All records below must be retyped exactly.
## Start
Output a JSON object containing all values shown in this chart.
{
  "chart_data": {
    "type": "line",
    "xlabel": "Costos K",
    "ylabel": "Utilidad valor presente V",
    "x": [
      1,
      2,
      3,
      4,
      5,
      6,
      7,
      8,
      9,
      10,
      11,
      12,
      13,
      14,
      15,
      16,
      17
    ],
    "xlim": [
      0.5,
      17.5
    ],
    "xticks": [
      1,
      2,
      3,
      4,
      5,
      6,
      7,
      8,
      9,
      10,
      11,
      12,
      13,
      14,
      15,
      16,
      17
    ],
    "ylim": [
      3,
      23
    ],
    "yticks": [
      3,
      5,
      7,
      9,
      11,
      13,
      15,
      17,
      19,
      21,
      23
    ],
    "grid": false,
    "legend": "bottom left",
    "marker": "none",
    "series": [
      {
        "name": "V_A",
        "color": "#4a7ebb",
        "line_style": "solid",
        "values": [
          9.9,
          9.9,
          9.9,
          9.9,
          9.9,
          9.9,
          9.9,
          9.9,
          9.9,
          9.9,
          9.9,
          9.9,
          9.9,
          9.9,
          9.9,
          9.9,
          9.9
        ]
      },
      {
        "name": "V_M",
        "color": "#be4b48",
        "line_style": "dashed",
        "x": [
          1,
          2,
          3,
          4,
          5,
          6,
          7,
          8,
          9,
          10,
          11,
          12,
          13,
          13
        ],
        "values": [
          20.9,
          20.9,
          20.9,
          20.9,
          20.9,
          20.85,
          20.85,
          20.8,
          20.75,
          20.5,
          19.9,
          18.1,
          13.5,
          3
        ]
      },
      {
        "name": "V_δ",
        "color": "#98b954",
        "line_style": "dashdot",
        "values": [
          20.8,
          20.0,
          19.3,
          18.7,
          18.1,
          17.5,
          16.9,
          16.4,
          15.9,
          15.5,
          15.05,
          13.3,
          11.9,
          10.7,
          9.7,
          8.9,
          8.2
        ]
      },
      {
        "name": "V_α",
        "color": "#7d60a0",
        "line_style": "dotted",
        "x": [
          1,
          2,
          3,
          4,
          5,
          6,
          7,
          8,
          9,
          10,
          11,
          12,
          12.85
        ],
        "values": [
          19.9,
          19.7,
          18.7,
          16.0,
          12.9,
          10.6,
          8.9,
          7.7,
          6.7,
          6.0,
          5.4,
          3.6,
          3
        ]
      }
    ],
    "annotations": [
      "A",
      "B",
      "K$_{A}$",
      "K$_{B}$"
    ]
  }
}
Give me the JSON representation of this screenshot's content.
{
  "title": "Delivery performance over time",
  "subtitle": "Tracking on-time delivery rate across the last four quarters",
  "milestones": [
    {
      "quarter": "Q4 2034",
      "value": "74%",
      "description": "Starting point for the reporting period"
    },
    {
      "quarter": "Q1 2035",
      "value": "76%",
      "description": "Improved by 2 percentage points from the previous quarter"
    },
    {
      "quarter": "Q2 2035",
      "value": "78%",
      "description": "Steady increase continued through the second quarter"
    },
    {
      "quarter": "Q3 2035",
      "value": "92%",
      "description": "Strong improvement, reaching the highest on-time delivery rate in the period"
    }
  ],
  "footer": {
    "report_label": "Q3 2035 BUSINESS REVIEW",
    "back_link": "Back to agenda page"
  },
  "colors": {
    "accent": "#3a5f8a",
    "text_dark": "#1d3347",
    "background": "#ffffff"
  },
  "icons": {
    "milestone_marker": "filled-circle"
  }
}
## End
**Output**:
Output a JSON object containing all values shown in this chart.
{
  "chart_data": {
    "type": "line",
    "xlabel": "Costos K",
    "ylabel": "Utilidad valor presente V",
    "x": [
      1,
      2,
      3,
      4,
      5,
      6,
      7,
      8,
      9,
      10,
      11,
      12,
      13,
      14,
      15,
      16,
      17
    ],
    "xlim": [
      0.5,
      17.5
    ],
    "xticks": [
      1,
      2,
      3,
      4,
      5,
      6,
      7,
      8,
      9,
      10,
      11,
      12,
      13,
      14,
      15,
      16,
      17
    ],
    "ylim": [
      3,
      23
    ],
    "yticks": [
      3,
      5,
      7,
      9,
      11,
      13,
      15,
      17,
      19,
      21,
      23
    ],
    "grid": false,
    "legend": "bottom left",
    "marker": "none",
    "series": [
      {
        "name": "V_A",
        "color": "#4a7ebb",
        "line_style": "solid",
        "values": [
          9.9,
          9.9,
          9.9,
          9.9,
          9.9,
          9.9,
          9.9,
          9.9,
          9.9,
          9.9,
          9.9,
          9.9,
          9.9,
          9.9,
          9.9,
          9.9,
          9.9
        ]
      },
      {
        "name": "V_M",
        "color": "#be4b48",
        "line_style": "dashed",
        "x": [
          1,
          2,
          3,
          4,
          5,
          6,
          7,
          8,
          9,
          10,
          11,
          12,
          13,
          13
        ],
        "values": [
          20.9,
          20.9,
          20.9,
          20.9,
          20.9,
          20.85,
          20.85,
          20.8,
          20.75,
          20.5,
          19.9,
          18.1,
          13.5,
          3
        ]
      },
      {
        "name": "V_δ",
        "color": "#98b954",
        "line_style": "dashdot",
        "values": [
          20.8,
          20.0,
          19.3,
          18.7,
          18.1,
          17.5,
          16.9,
          16.4,
          15.9,
          15.5,
          15.05,
          13.3,
          11.9,
          10.7,
          9.7,
          8.9,
          8.2
        ]
      },
      {
        "name": "V_α",
        "color": "#7d60a0",
        "line_style": "dotted",
        "x": [
          1,
          2,
          3,
          4,
          5,
          6,
          7,
          8,
          9,
          10,
          11,
          12,
          12.85
        ],
        "values": [
          19.9,
          19.7,
          18.7,
          16.0,
          12.9,
          10.6,
          8.9,
          7.7,
          6.7,
          6.0,
          5.4,
          3.6,
          3
        ]
      }
    ],
    "annotations": [
      "A",
      "B",
      "K$_{A}$",
      "K$_{B}$"
    ]
  }
}
Give me the JSON representation of this screenshot's content.
{
  "title": "Delivery performance over time",
  "subtitle": "Tracking on-time delivery rate across the last four quarters",
  "milestones": [
    {
      "quarter": "Q4 2034",
      "value": "74%",
      "description": "Starting point for the reporting period"
    },
    {
      "quarter": "Q1 2035",
      "value": "76%",
      "description": "Improved by 2 percentage points from the previous quarter"
    },
    {
      "quarter": "Q2 2035",
      "value": "78%",
      "description": "Steady increase continued through the second quarter"
    },
    {
      "quarter": "Q3 2035",
      "value": "92%",
      "description": "Strong improvement, reaching the highest on-time delivery rate in the period"
    }
  ],
  "footer": {
    "report_label": "Q3 2035 BUSINESS REVIEW",
    "back_link": "Back to agenda page"
  },
  "colors": {
    "accent": "#3a5f8a",
    "text_dark": "#1d3347",
    "background": "#ffffff"
  },
  "icons": {
    "milestone_marker": "filled-circle"
  }
}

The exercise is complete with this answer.